» **Set task**: Write out the listing below in full and exactly, leaving out every picture.

[Data extracted from a collection]
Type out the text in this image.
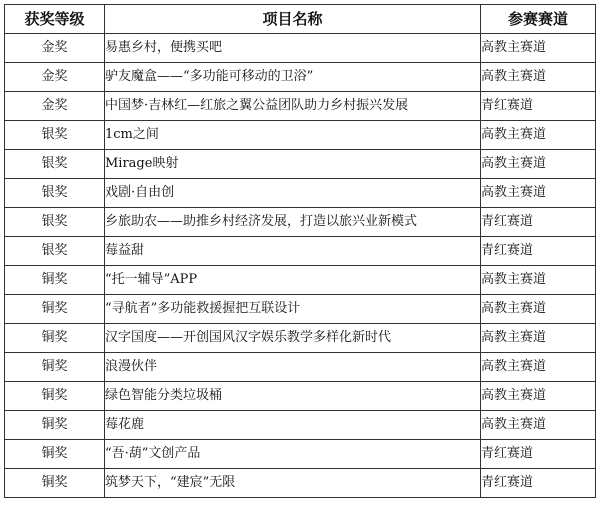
获奖等级	项目名称	参赛赛道
金奖	易惠乡村，便携买吧	高教主赛道
金奖	驴友魔盒——“多功能可移动的卫浴”	高教主赛道
金奖	中国梦·吉林红—红旅之翼公益团队助力乡村振兴发展	青红赛道
银奖	1cm之间	高教主赛道
银奖	Mirage映射	高教主赛道
银奖	戏剧·自由创	高教主赛道
银奖	乡旅助农——助推乡村经济发展，打造以旅兴业新模式	青红赛道
银奖	莓益甜	青红赛道
铜奖	“托一辅导”APP	高教主赛道
铜奖	“寻航者”多功能救援握把互联设计	高教主赛道
铜奖	汉字国度——开创国风汉字娱乐教学多样化新时代	高教主赛道
铜奖	浪漫伙伴	高教主赛道
铜奖	绿色智能分类垃圾桶	高教主赛道
铜奖	莓花鹿	高教主赛道
铜奖	“吾·葫”文创产品	青红赛道
铜奖	筑梦天下，“建宸”无限	青红赛道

» **Answer**:
Type out the text in this image.
获奖等级	项目名称	参赛赛道
金奖	易惠乡村，便携买吧	高教主赛道
金奖	驴友魔盒——“多功能可移动的卫浴”	高教主赛道
金奖	中国梦·吉林红—红旅之翼公益团队助力乡村振兴发展	青红赛道
银奖	1cm之间	高教主赛道
银奖	Mirage映射	高教主赛道
银奖	戏剧·自由创	高教主赛道
银奖	乡旅助农——助推乡村经济发展，打造以旅兴业新模式	青红赛道
银奖	莓益甜	青红赛道
铜奖	“托一辅导”APP	高教主赛道
铜奖	“寻航者”多功能救援握把互联设计	高教主赛道
铜奖	汉字国度——开创国风汉字娱乐教学多样化新时代	高教主赛道
铜奖	浪漫伙伴	高教主赛道
铜奖	绿色智能分类垃圾桶	高教主赛道
铜奖	莓花鹿	高教主赛道
铜奖	“吾·葫”文创产品	青红赛道
铜奖	筑梦天下，“建宸”无限	青红赛道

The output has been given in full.